Present every line of the records below as a Markdown table with the columns Row and Line. Number the rows in order and omit any blank lines.
:::::
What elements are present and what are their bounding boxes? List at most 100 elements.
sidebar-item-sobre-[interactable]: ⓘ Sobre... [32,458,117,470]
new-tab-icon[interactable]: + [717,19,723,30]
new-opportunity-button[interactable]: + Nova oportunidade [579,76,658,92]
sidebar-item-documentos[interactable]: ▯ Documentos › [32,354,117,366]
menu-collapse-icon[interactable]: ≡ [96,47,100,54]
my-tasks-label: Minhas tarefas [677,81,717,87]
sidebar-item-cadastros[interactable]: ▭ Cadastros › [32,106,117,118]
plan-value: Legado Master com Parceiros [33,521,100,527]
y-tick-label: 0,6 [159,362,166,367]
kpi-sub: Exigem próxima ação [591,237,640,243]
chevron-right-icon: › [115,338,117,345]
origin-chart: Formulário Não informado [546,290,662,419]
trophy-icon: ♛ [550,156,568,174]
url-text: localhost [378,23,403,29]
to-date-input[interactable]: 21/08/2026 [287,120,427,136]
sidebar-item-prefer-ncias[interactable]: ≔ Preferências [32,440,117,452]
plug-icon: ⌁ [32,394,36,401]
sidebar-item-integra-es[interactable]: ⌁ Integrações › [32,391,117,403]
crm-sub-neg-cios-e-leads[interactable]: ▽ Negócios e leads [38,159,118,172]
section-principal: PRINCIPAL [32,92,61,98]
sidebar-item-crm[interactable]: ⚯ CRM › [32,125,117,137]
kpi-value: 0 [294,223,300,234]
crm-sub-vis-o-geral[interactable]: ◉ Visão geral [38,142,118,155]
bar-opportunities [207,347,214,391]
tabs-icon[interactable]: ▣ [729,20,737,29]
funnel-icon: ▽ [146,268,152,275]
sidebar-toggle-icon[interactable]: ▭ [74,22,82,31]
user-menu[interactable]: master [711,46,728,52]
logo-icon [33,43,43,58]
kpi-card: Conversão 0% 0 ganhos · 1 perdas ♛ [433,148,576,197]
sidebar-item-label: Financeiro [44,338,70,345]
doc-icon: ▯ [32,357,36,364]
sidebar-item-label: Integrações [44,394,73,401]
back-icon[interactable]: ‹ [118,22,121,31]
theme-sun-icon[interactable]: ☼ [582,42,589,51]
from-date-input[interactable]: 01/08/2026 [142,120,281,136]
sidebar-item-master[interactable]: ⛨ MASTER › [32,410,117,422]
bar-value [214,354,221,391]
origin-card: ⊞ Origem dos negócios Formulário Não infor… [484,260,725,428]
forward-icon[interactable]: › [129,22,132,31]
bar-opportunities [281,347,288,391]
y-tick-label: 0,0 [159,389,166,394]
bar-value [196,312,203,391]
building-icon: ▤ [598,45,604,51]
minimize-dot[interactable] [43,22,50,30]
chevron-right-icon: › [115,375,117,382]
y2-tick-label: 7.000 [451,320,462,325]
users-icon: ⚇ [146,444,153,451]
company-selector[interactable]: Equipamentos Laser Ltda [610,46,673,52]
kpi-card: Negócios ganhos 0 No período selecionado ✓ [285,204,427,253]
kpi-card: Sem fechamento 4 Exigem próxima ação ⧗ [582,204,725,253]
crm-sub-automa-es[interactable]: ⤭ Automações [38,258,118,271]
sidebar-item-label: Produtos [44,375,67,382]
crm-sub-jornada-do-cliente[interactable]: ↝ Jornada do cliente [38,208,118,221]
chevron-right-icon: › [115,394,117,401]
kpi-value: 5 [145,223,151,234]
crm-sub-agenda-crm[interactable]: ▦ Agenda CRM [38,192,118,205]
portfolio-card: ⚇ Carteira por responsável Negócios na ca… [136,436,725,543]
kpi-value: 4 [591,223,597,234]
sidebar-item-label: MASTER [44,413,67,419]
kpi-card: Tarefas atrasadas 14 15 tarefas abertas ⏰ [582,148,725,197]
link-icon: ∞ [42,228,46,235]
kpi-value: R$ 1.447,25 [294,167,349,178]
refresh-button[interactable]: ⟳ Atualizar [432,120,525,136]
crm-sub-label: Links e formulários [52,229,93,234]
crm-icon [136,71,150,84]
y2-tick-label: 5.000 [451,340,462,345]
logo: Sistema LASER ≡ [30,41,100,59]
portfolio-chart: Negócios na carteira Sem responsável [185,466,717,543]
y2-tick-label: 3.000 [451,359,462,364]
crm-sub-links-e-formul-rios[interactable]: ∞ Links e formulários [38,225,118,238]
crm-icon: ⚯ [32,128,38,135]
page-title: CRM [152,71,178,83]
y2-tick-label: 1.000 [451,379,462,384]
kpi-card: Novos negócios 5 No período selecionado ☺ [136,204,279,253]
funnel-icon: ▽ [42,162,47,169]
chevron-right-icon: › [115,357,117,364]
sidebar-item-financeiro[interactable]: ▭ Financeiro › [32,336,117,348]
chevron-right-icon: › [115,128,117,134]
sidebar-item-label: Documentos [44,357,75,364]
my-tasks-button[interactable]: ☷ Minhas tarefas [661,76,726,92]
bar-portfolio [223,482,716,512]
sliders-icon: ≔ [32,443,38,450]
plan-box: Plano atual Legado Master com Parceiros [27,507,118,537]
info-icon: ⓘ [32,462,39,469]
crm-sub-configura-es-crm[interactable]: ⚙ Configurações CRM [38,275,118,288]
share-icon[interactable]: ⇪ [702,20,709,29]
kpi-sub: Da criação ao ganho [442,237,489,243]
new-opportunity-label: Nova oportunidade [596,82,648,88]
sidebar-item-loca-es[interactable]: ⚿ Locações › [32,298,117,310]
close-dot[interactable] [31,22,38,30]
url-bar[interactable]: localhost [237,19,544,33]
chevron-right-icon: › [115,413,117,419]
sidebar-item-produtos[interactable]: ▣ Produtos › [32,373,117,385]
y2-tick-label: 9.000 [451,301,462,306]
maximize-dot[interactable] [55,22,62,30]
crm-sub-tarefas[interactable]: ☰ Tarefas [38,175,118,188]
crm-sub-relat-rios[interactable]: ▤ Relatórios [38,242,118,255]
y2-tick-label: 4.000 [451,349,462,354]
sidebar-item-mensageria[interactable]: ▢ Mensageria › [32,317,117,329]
:::::
(Worked answer)
| Row | Line |
|---|---|
| 1 | What elements are present and what are their bounding boxes? List at most 100 elements. |
| 2 | sidebar-item-sobre-[interactable]: ⓘ Sobre... [32,458,117,470] |
| 3 | new-tab-icon[interactable]: + [717,19,723,30] |
| 4 | new-opportunity-button[interactable]: + Nova oportunidade [579,76,658,92] |
| 5 | sidebar-item-documentos[interactable]: ▯ Documentos › [32,354,117,366] |
| 6 | menu-collapse-icon[interactable]: ≡ [96,47,100,54] |
| 7 | my-tasks-label: Minhas tarefas [677,81,717,87] |
| 8 | sidebar-item-cadastros[interactable]: ▭ Cadastros › [32,106,117,118] |
| 9 | plan-value: Legado Master com Parceiros [33,521,100,527] |
| 10 | y-tick-label: 0,6 [159,362,166,367] |
| 11 | kpi-sub: Exigem próxima ação [591,237,640,243] |
| 12 | chevron-right-icon: › [115,338,117,345] |
| 13 | origin-chart: Formulário Não informado [546,290,662,419] |
| 14 | trophy-icon: ♛ [550,156,568,174] |
| 15 | url-text: localhost [378,23,403,29] |
| 16 | to-date-input[interactable]: 21/08/2026 [287,120,427,136] |
| 17 | sidebar-item-prefer-ncias[interactable]: ≔ Preferências [32,440,117,452] |
| 18 | plug-icon: ⌁ [32,394,36,401] |
| 19 | sidebar-item-integra-es[interactable]: ⌁ Integrações › [32,391,117,403] |
| 20 | crm-sub-neg-cios-e-leads[interactable]: ▽ Negócios e leads [38,159,118,172] |
| 21 | section-principal: PRINCIPAL [32,92,61,98] |
| 22 | sidebar-item-crm[interactable]: ⚯ CRM › [32,125,117,137] |
| 23 | kpi-value: 0 [294,223,300,234] |
| 24 | crm-sub-vis-o-geral[interactable]: ◉ Visão geral [38,142,118,155] |
| 25 | bar-opportunities [207,347,214,391] |
| 26 | tabs-icon[interactable]: ▣ [729,20,737,29] |
| 27 | funnel-icon: ▽ [146,268,152,275] |
| 28 | sidebar-toggle-icon[interactable]: ▭ [74,22,82,31] |
| 29 | user-menu[interactable]: master [711,46,728,52] |
| 30 | logo-icon [33,43,43,58] |
| 31 | kpi-card: Conversão 0% 0 ganhos · 1 perdas ♛ [433,148,576,197] |
| 32 | sidebar-item-label: Financeiro [44,338,70,345] |
| 33 | doc-icon: ▯ [32,357,36,364] |
| 34 | sidebar-item-label: Integrações [44,394,73,401] |
| 35 | back-icon[interactable]: ‹ [118,22,121,31] |
| 36 | theme-sun-icon[interactable]: ☼ [582,42,589,51] |
| 37 | from-date-input[interactable]: 01/08/2026 [142,120,281,136] |
| 38 | sidebar-item-master[interactable]: ⛨ MASTER › [32,410,117,422] |
| 39 | bar-value [214,354,221,391] |
| 40 | origin-card: ⊞ Origem dos negócios Formulário Não infor… [484,260,725,428] |
| 41 | forward-icon[interactable]: › [129,22,132,31] |
| 42 | bar-opportunities [281,347,288,391] |
| 43 | y-tick-label: 0,0 [159,389,166,394] |
| 44 | bar-value [196,312,203,391] |
| 45 | building-icon: ▤ [598,45,604,51] |
| 46 | minimize-dot[interactable] [43,22,50,30] |
| 47 | chevron-right-icon: › [115,375,117,382] |
| 48 | y2-tick-label: 7.000 [451,320,462,325] |
| 49 | users-icon: ⚇ [146,444,153,451] |
| 50 | company-selector[interactable]: Equipamentos Laser Ltda [610,46,673,52] |
| 51 | kpi-card: Negócios ganhos 0 No período selecionado ✓ [285,204,427,253] |
| 52 | kpi-card: Sem fechamento 4 Exigem próxima ação ⧗ [582,204,725,253] |
| 53 | crm-sub-automa-es[interactable]: ⤭ Automações [38,258,118,271] |
| 54 | sidebar-item-label: Produtos [44,375,67,382] |
| 55 | crm-sub-jornada-do-cliente[interactable]: ↝ Jornada do cliente [38,208,118,221] |
| 56 | chevron-right-icon: › [115,394,117,401] |
| 57 | kpi-value: 5 [145,223,151,234] |
| 58 | crm-sub-agenda-crm[interactable]: ▦ Agenda CRM [38,192,118,205] |
| 59 | portfolio-card: ⚇ Carteira por responsável Negócios na ca… [136,436,725,543] |
| 60 | kpi-value: 4 [591,223,597,234] |
| 61 | sidebar-item-label: MASTER [44,413,67,419] |
| 62 | kpi-card: Tarefas atrasadas 14 15 tarefas abertas ⏰ [582,148,725,197] |
| 63 | link-icon: ∞ [42,228,46,235] |
| 64 | kpi-value: R$ 1.447,25 [294,167,349,178] |
| 65 | refresh-button[interactable]: ⟳ Atualizar [432,120,525,136] |
| 66 | crm-sub-label: Links e formulários [52,229,93,234] |
| 67 | crm-icon [136,71,150,84] |
| 68 | y2-tick-label: 5.000 [451,340,462,345] |
| 69 | logo: Sistema LASER ≡ [30,41,100,59] |
| 70 | portfolio-chart: Negócios na carteira Sem responsável [185,466,717,543] |
| 71 | y2-tick-label: 3.000 [451,359,462,364] |
| 72 | crm-sub-links-e-formul-rios[interactable]: ∞ Links e formulários [38,225,118,238] |
| 73 | crm-icon: ⚯ [32,128,38,135] |
| 74 | page-title: CRM [152,71,178,83] |
| 75 | y2-tick-label: 1.000 [451,379,462,384] |
| 76 | kpi-card: Novos negócios 5 No período selecionado ☺ [136,204,279,253] |
| 77 | funnel-icon: ▽ [42,162,47,169] |
| 78 | chevron-right-icon: › [115,357,117,364] |
| 79 | sidebar-item-financeiro[interactable]: ▭ Financeiro › [32,336,117,348] |
| 80 | chevron-right-icon: › [115,128,117,134] |
| 81 | sidebar-item-label: Documentos [44,357,75,364] |
| 82 | my-tasks-button[interactable]: ☷ Minhas tarefas [661,76,726,92] |
| 83 | bar-portfolio [223,482,716,512] |
| 84 | sliders-icon: ≔ [32,443,38,450] |
| 85 | plan-box: Plano atual Legado Master com Parceiros [27,507,118,537] |
| 86 | info-icon: ⓘ [32,462,39,469] |
| 87 | crm-sub-configura-es-crm[interactable]: ⚙ Configurações CRM [38,275,118,288] |
| 88 | share-icon[interactable]: ⇪ [702,20,709,29] |
| 89 | kpi-sub: Da criação ao ganho [442,237,489,243] |
| 90 | new-opportunity-label: Nova oportunidade [596,82,648,88] |
| 91 | sidebar-item-loca-es[interactable]: ⚿ Locações › [32,298,117,310] |
| 92 | close-dot[interactable] [31,22,38,30] |
| 93 | url-bar[interactable]: localhost [237,19,544,33] |
| 94 | chevron-right-icon: › [115,413,117,419] |
| 95 | sidebar-item-produtos[interactable]: ▣ Produtos › [32,373,117,385] |
| 96 | y2-tick-label: 9.000 [451,301,462,306] |
| 97 | maximize-dot[interactable] [55,22,62,30] |
| 98 | crm-sub-tarefas[interactable]: ☰ Tarefas [38,175,118,188] |
| 99 | crm-sub-relat-rios[interactable]: ▤ Relatórios [38,242,118,255] |
| 100 | y2-tick-label: 4.000 [451,349,462,354] |
| 101 | sidebar-item-mensageria[interactable]: ▢ Mensageria › [32,317,117,329] |